◆ **Problem to work on**
Only a number is wanted: how many lines in these records contain the word "медицинских"?

Data entries
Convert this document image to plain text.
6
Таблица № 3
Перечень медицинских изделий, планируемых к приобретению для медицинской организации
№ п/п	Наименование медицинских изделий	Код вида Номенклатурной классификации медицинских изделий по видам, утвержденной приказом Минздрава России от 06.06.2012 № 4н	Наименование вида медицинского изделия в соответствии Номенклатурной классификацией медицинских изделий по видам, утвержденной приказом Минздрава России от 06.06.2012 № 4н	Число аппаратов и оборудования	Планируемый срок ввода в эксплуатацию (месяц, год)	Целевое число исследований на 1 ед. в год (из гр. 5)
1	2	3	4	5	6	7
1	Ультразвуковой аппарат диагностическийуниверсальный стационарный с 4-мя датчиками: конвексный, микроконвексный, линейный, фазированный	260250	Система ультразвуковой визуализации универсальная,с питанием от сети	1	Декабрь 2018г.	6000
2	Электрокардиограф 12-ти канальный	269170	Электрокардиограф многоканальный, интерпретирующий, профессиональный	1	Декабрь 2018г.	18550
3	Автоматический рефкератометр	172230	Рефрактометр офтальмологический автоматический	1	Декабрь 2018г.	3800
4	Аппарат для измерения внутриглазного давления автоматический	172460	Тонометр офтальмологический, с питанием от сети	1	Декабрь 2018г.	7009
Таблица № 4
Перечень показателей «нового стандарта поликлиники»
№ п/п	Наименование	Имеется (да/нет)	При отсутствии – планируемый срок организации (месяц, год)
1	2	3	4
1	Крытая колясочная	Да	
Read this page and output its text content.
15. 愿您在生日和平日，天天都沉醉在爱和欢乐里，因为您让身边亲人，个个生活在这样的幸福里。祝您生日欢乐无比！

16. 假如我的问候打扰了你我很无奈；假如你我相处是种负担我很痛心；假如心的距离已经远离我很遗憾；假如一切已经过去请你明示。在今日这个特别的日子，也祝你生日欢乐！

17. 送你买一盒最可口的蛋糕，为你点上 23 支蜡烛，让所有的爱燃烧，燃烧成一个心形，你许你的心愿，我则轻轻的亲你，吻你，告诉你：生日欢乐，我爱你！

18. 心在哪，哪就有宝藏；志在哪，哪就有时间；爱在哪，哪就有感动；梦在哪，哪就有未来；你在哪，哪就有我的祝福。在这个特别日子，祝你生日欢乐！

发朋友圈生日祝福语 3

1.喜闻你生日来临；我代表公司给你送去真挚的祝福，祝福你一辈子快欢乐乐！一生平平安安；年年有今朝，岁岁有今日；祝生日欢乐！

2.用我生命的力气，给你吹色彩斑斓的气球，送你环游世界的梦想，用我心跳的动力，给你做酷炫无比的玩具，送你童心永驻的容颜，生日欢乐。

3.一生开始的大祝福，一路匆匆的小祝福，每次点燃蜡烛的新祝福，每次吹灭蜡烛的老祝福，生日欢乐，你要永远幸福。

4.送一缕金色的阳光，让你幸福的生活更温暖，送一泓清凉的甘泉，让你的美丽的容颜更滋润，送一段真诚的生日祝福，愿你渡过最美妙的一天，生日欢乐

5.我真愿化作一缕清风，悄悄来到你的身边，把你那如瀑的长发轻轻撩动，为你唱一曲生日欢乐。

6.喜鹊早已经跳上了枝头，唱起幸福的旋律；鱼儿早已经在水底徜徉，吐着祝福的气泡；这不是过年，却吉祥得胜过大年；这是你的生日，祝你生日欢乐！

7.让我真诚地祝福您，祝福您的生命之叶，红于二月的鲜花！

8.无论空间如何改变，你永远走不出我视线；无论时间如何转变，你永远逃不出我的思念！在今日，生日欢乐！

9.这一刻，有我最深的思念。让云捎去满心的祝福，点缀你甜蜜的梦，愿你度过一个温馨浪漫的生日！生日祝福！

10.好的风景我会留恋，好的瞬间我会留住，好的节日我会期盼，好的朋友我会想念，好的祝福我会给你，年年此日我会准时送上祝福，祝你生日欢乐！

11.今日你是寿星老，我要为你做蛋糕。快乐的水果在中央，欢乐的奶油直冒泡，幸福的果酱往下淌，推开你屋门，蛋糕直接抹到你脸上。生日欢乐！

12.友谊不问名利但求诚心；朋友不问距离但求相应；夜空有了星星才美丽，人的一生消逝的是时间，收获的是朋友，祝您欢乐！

◆ **Response to this exercise**
2